Find every line with the word "this" and report how many there are, without any other text.

--- start Data provided ---

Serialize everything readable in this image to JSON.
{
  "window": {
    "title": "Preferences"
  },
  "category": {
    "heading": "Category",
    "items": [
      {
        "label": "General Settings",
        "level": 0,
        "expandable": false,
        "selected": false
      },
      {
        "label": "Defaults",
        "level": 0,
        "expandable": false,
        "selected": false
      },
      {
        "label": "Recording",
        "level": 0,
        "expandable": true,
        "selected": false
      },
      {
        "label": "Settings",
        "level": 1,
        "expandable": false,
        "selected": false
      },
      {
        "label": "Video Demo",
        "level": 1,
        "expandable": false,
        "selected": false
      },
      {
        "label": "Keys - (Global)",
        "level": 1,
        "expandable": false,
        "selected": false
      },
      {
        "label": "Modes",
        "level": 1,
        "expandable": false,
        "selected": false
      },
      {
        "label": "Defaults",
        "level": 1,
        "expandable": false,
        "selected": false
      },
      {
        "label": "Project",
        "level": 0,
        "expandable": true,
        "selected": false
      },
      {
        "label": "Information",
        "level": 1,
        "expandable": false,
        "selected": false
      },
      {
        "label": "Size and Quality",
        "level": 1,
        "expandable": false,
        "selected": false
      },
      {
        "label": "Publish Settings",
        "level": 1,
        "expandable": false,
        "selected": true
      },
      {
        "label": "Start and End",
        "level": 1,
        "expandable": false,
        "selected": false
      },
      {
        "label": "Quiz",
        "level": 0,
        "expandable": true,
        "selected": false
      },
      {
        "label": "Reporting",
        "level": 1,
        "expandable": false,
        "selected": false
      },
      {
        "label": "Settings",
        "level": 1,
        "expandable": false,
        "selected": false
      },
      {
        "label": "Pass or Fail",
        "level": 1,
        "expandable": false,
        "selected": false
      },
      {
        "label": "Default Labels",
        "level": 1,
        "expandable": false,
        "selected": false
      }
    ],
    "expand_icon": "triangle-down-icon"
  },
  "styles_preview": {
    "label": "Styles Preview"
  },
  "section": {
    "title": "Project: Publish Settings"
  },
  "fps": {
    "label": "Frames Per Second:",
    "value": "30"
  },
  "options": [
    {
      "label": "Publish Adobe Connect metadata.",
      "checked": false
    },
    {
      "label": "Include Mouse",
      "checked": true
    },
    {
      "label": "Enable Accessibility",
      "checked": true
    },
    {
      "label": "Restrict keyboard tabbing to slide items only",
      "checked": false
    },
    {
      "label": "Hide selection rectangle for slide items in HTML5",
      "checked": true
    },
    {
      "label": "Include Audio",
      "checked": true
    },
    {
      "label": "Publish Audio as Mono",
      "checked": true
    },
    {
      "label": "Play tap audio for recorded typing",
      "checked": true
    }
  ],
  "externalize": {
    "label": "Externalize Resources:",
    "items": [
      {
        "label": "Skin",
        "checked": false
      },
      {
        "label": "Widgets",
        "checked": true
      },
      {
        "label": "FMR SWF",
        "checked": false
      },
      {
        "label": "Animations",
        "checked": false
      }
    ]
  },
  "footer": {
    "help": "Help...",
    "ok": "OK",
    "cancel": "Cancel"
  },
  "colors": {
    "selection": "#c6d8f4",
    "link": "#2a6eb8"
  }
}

--- end Data provided ---
--- start Data provided ---

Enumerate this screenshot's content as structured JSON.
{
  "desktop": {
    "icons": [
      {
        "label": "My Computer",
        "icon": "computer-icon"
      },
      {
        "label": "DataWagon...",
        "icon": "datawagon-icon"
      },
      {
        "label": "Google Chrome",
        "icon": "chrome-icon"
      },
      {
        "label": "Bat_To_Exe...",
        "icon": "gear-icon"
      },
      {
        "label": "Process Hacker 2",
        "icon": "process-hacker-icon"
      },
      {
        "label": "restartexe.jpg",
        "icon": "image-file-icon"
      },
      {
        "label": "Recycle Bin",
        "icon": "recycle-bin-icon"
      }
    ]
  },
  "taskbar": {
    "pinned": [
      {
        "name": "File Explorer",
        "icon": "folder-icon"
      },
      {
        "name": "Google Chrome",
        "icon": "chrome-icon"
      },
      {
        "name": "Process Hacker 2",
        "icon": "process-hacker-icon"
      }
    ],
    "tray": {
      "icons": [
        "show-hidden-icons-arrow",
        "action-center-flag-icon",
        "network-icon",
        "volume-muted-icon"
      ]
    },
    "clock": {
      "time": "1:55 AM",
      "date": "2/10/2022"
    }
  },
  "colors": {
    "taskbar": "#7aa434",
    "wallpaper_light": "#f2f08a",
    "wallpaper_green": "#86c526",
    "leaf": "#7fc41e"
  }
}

--- end Data provided ---

Task response :: 2